__What to work on__
Write out each line that follows exactly as it stands, without the pictures.

__Entries taken from a collection__
──────────────────────────────

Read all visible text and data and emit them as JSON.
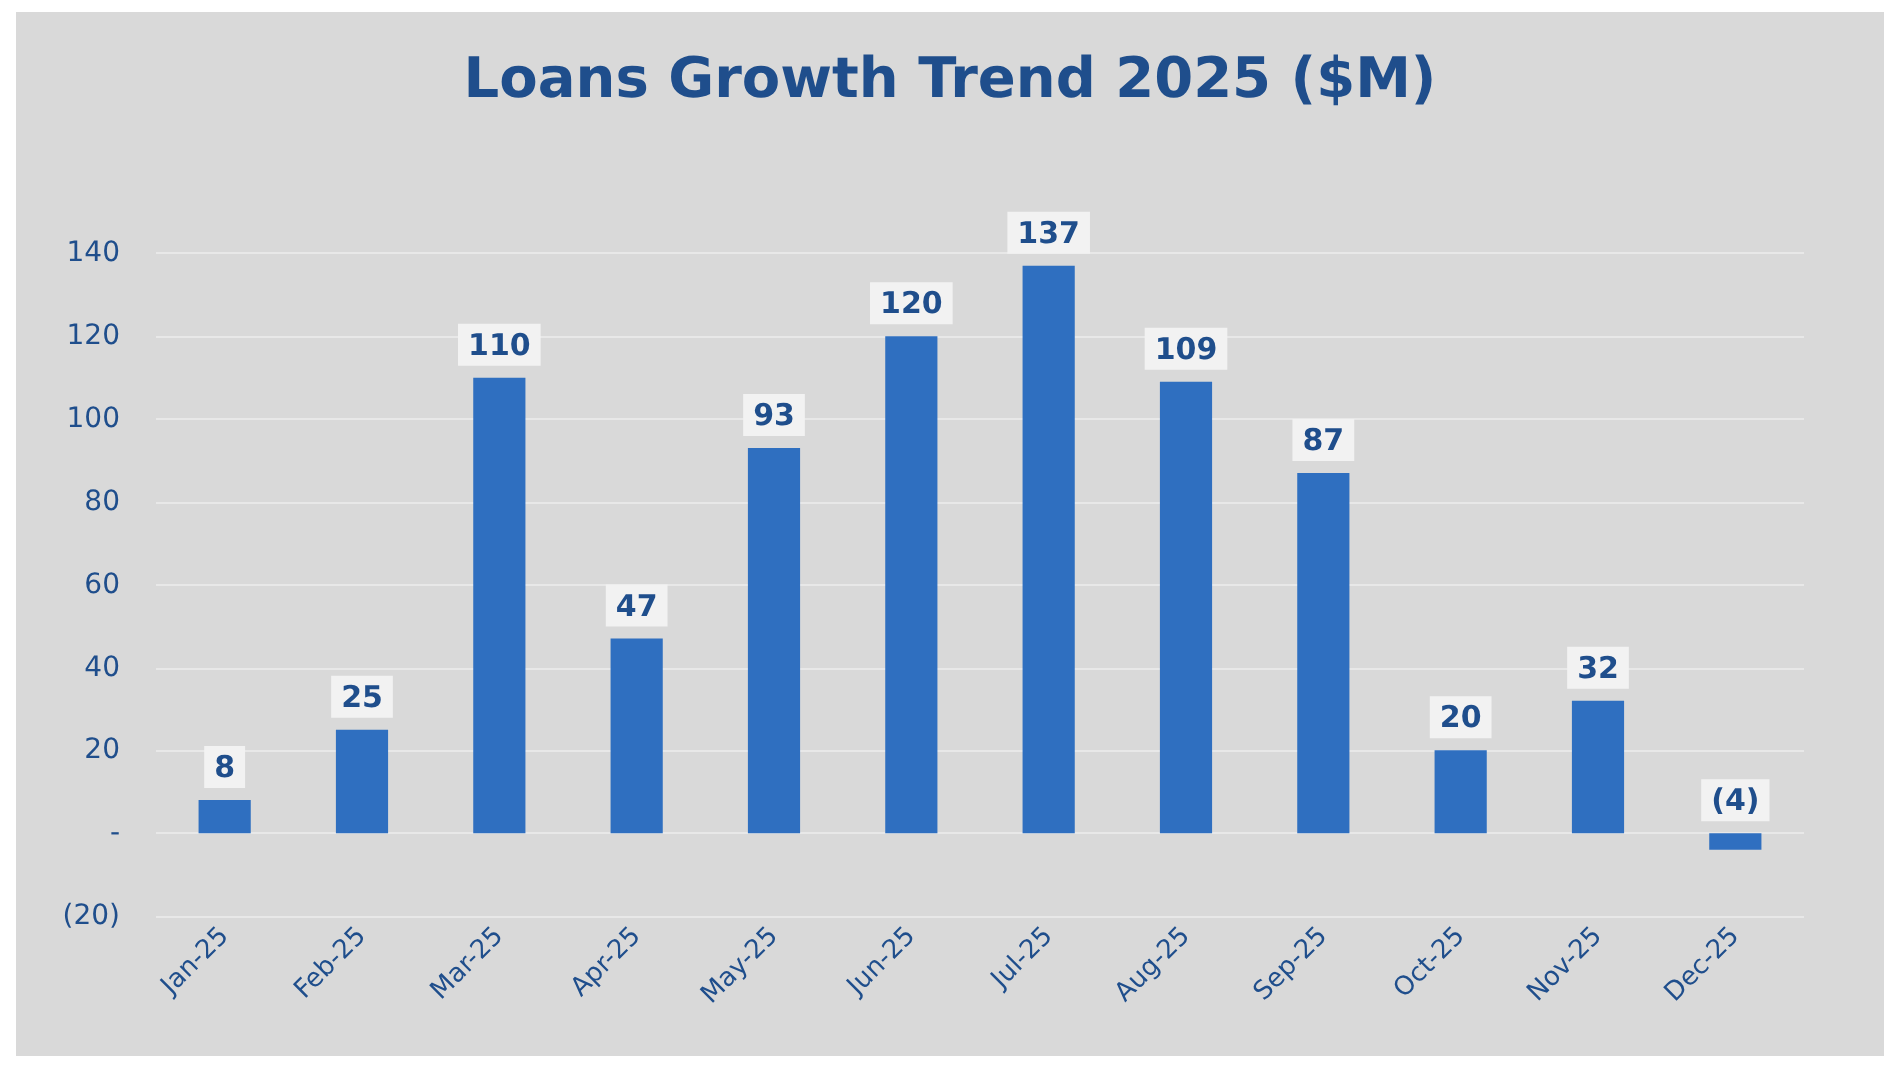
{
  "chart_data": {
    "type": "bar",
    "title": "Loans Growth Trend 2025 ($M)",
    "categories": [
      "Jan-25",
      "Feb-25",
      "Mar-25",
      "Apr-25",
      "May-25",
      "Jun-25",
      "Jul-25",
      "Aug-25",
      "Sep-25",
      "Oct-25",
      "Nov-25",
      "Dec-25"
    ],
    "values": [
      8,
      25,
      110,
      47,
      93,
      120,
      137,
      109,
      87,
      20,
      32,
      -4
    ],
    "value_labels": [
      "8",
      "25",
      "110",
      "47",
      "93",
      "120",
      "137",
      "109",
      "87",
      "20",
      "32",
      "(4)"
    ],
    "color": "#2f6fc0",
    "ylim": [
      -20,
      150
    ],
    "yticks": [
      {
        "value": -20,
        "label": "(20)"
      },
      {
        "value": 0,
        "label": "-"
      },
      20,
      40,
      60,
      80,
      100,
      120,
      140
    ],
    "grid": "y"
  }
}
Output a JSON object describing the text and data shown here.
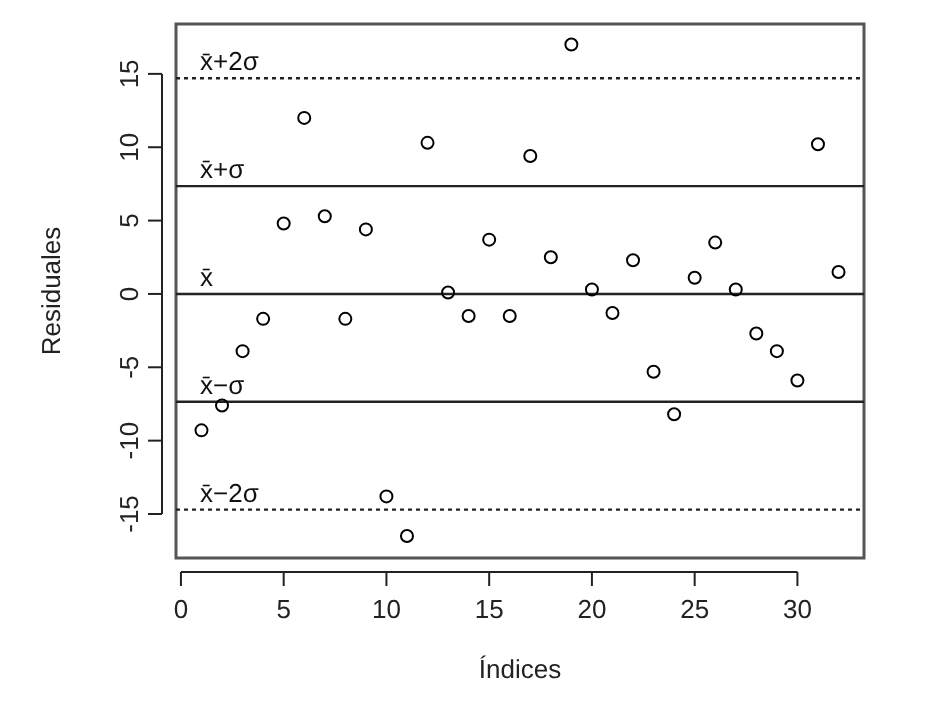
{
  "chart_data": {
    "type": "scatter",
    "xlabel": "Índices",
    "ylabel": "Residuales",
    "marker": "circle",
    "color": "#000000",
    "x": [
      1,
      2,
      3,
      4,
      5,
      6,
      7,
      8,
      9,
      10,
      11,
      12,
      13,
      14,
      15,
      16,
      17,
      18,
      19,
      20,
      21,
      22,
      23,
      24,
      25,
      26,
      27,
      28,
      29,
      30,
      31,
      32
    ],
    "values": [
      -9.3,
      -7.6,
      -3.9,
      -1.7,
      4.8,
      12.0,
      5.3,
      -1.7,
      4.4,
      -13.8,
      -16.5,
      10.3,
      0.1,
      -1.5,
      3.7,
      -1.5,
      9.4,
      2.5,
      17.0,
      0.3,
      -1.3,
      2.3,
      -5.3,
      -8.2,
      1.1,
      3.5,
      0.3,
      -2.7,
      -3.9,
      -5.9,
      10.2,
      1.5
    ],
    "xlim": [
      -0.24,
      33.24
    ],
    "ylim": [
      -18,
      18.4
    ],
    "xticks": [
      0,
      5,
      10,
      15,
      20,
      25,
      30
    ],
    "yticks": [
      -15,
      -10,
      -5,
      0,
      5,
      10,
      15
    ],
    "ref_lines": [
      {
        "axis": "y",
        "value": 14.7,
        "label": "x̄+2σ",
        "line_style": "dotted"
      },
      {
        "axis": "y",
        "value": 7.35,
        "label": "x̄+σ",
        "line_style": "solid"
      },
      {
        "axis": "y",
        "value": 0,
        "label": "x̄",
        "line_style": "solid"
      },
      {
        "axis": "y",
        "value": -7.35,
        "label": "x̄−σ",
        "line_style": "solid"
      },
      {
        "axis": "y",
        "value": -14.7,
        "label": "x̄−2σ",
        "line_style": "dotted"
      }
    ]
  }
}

──────────────────────────────

__Output of the task__
Read all visible text and data and emit them as JSON.
{
  "chart_data": {
    "type": "bar",
    "title": "Loans Growth Trend 2025 ($M)",
    "categories": [
      "Jan-25",
      "Feb-25",
      "Mar-25",
      "Apr-25",
      "May-25",
      "Jun-25",
      "Jul-25",
      "Aug-25",
      "Sep-25",
      "Oct-25",
      "Nov-25",
      "Dec-25"
    ],
    "values": [
      8,
      25,
      110,
      47,
      93,
      120,
      137,
      109,
      87,
      20,
      32,
      -4
    ],
    "value_labels": [
      "8",
      "25",
      "110",
      "47",
      "93",
      "120",
      "137",
      "109",
      "87",
      "20",
      "32",
      "(4)"
    ],
    "color": "#2f6fc0",
    "ylim": [
      -20,
      150
    ],
    "yticks": [
      {
        "value": -20,
        "label": "(20)"
      },
      {
        "value": 0,
        "label": "-"
      },
      20,
      40,
      60,
      80,
      100,
      120,
      140
    ],
    "grid": "y"
  }
}
Output a JSON object describing the text and data shown here.
{
  "chart_data": {
    "type": "scatter",
    "xlabel": "Índices",
    "ylabel": "Residuales",
    "marker": "circle",
    "color": "#000000",
    "x": [
      1,
      2,
      3,
      4,
      5,
      6,
      7,
      8,
      9,
      10,
      11,
      12,
      13,
      14,
      15,
      16,
      17,
      18,
      19,
      20,
      21,
      22,
      23,
      24,
      25,
      26,
      27,
      28,
      29,
      30,
      31,
      32
    ],
    "values": [
      -9.3,
      -7.6,
      -3.9,
      -1.7,
      4.8,
      12.0,
      5.3,
      -1.7,
      4.4,
      -13.8,
      -16.5,
      10.3,
      0.1,
      -1.5,
      3.7,
      -1.5,
      9.4,
      2.5,
      17.0,
      0.3,
      -1.3,
      2.3,
      -5.3,
      -8.2,
      1.1,
      3.5,
      0.3,
      -2.7,
      -3.9,
      -5.9,
      10.2,
      1.5
    ],
    "xlim": [
      -0.24,
      33.24
    ],
    "ylim": [
      -18,
      18.4
    ],
    "xticks": [
      0,
      5,
      10,
      15,
      20,
      25,
      30
    ],
    "yticks": [
      -15,
      -10,
      -5,
      0,
      5,
      10,
      15
    ],
    "ref_lines": [
      {
        "axis": "y",
        "value": 14.7,
        "label": "x̄+2σ",
        "line_style": "dotted"
      },
      {
        "axis": "y",
        "value": 7.35,
        "label": "x̄+σ",
        "line_style": "solid"
      },
      {
        "axis": "y",
        "value": 0,
        "label": "x̄",
        "line_style": "solid"
      },
      {
        "axis": "y",
        "value": -7.35,
        "label": "x̄−σ",
        "line_style": "solid"
      },
      {
        "axis": "y",
        "value": -14.7,
        "label": "x̄−2σ",
        "line_style": "dotted"
      }
    ]
  }
}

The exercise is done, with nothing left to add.